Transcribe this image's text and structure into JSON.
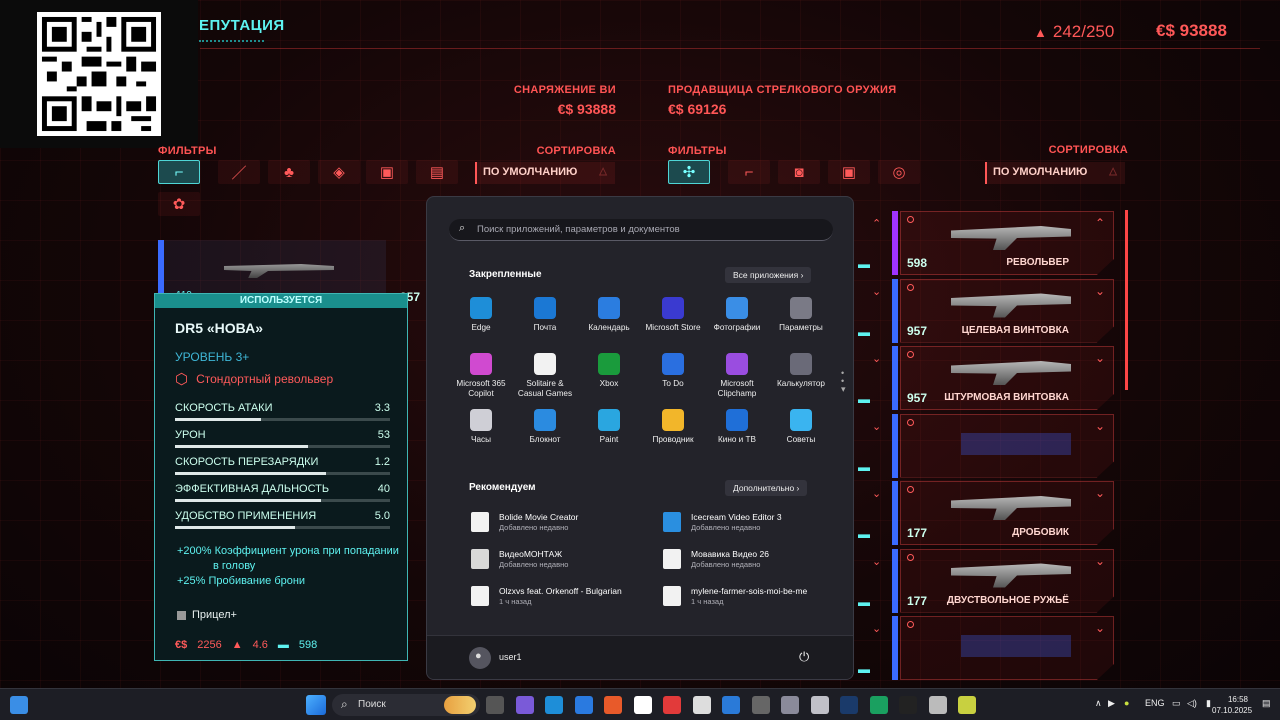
{
  "game": {
    "reputation_title": "ЕПУТАЦИЯ",
    "capacity": "242/250",
    "money": "€$ 93888",
    "left_panel": {
      "title": "СНАРЯЖЕНИЕ ВИ",
      "money": "€$ 93888",
      "filters": "ФИЛЬТРЫ",
      "sort": "СОРТИРОВКА",
      "sort_value": "ПО УМОЛЧАНИЮ"
    },
    "right_panel": {
      "title": "ПРОДАВЩИЦА СТРЕЛКОВОГО ОРУЖИЯ",
      "money": "€$ 69126",
      "filters": "ФИЛЬТРЫ",
      "sort": "СОРТИРОВКА",
      "sort_value": "ПО УМОЛЧАНИЮ"
    },
    "behind_card": {
      "num1": "119",
      "num2": "957"
    },
    "item_card": {
      "in_use": "ИСПОЛЬЗУЕТСЯ",
      "name": "DR5 «НОВА»",
      "level": "УРОВЕНЬ 3+",
      "type": "Стондортный револьвер",
      "stats": [
        {
          "label": "СКОРОСТЬ АТАКИ",
          "value": "3.3",
          "fill": 0.4
        },
        {
          "label": "УРОН",
          "value": "53",
          "fill": 0.62
        },
        {
          "label": "СКОРОСТЬ ПЕРЕЗАРЯДКИ",
          "value": "1.2",
          "fill": 0.7
        },
        {
          "label": "ЭФФЕКТИВНАЯ ДАЛЬНОСТЬ",
          "value": "40",
          "fill": 0.68
        },
        {
          "label": "УДОБСТВО ПРИМЕНЕНИЯ",
          "value": "5.0",
          "fill": 0.56
        }
      ],
      "perk1": "+200% Коэффициент урона при попадании",
      "perk1b": "в голову",
      "perk2": "+25% Пробивание брони",
      "mod": "Прицел+",
      "price": "2256",
      "weight": "4.6",
      "dps": "598"
    },
    "vendor_items": [
      {
        "num": "598",
        "label": "РЕВОЛЬВЕР",
        "strip": "#a033ff"
      },
      {
        "num": "957",
        "label": "ЦЕЛЕВАЯ ВИНТОВКА",
        "strip": "#3a6bff"
      },
      {
        "num": "957",
        "label": "ШТУРМОВАЯ ВИНТОВКА",
        "strip": "#3a6bff"
      },
      {
        "num": "",
        "label": "",
        "strip": "#3a6bff"
      },
      {
        "num": "177",
        "label": "ДРОБОВИК",
        "strip": "#3a6bff"
      },
      {
        "num": "177",
        "label": "ДВУСТВОЛЬНОЕ РУЖЬЁ",
        "strip": "#3a6bff"
      },
      {
        "num": "",
        "label": "",
        "strip": "#3a6bff"
      }
    ]
  },
  "start_menu": {
    "search_placeholder": "Поиск приложений, параметров и документов",
    "pinned_title": "Закрепленные",
    "all_apps": "Все приложения  ›",
    "apps": [
      {
        "label": "Edge",
        "color": "#1e8ed8"
      },
      {
        "label": "Почта",
        "color": "#1b78d4"
      },
      {
        "label": "Календарь",
        "color": "#2b7de0"
      },
      {
        "label": "Microsoft Store",
        "color": "#3a3ad0"
      },
      {
        "label": "Фотографии",
        "color": "#3a8ee6"
      },
      {
        "label": "Параметры",
        "color": "#7a7a86"
      },
      {
        "label": "Microsoft 365 Copilot",
        "color": "#d04ad0"
      },
      {
        "label": "Solitaire & Casual Games",
        "color": "#f2f2f2"
      },
      {
        "label": "Xbox",
        "color": "#1a9b3c"
      },
      {
        "label": "To Do",
        "color": "#2a6fe0"
      },
      {
        "label": "Microsoft Clipchamp",
        "color": "#9a4de0"
      },
      {
        "label": "Калькулятор",
        "color": "#6a6a78"
      },
      {
        "label": "Часы",
        "color": "#cfcfd6"
      },
      {
        "label": "Блокнот",
        "color": "#2b8be0"
      },
      {
        "label": "Paint",
        "color": "#2aa6e0"
      },
      {
        "label": "Проводник",
        "color": "#f2b62a"
      },
      {
        "label": "Кино и ТВ",
        "color": "#1f6fd8"
      },
      {
        "label": "Советы",
        "color": "#3ab4f0"
      }
    ],
    "recommended_title": "Рекомендуем",
    "more": "Дополнительно  ›",
    "recommended": [
      {
        "title": "Bolide Movie Creator",
        "sub": "Добавлено недавно",
        "color": "#f2f2f2"
      },
      {
        "title": "Icecream Video Editor 3",
        "sub": "Добавлено недавно",
        "color": "#2a8fe0"
      },
      {
        "title": "ВидеоМОНТАЖ",
        "sub": "Добавлено недавно",
        "color": "#d8d8d8"
      },
      {
        "title": "Мовавика Видео 26",
        "sub": "Добавлено недавно",
        "color": "#f2f2f2"
      },
      {
        "title": "Olzxvs feat. Orkenoff - Bulgarian",
        "sub": "1 ч назад",
        "color": "#f2f2f2"
      },
      {
        "title": "mylene-farmer-sois-moi-be-me",
        "sub": "1 ч назад",
        "color": "#f2f2f2"
      }
    ],
    "user": "user1"
  },
  "taskbar": {
    "search": "Поиск",
    "lang": "ENG",
    "time": "16:58",
    "date": "07.10.2025"
  }
}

──────

Return every line in the listing that contains the word "СКОРОСТЬ".

» EXERCISE SOLUTION
          "label": "СКОРОСТЬ АТАКИ",
          "label": "СКОРОСТЬ ПЕРЕЗАРЯДКИ",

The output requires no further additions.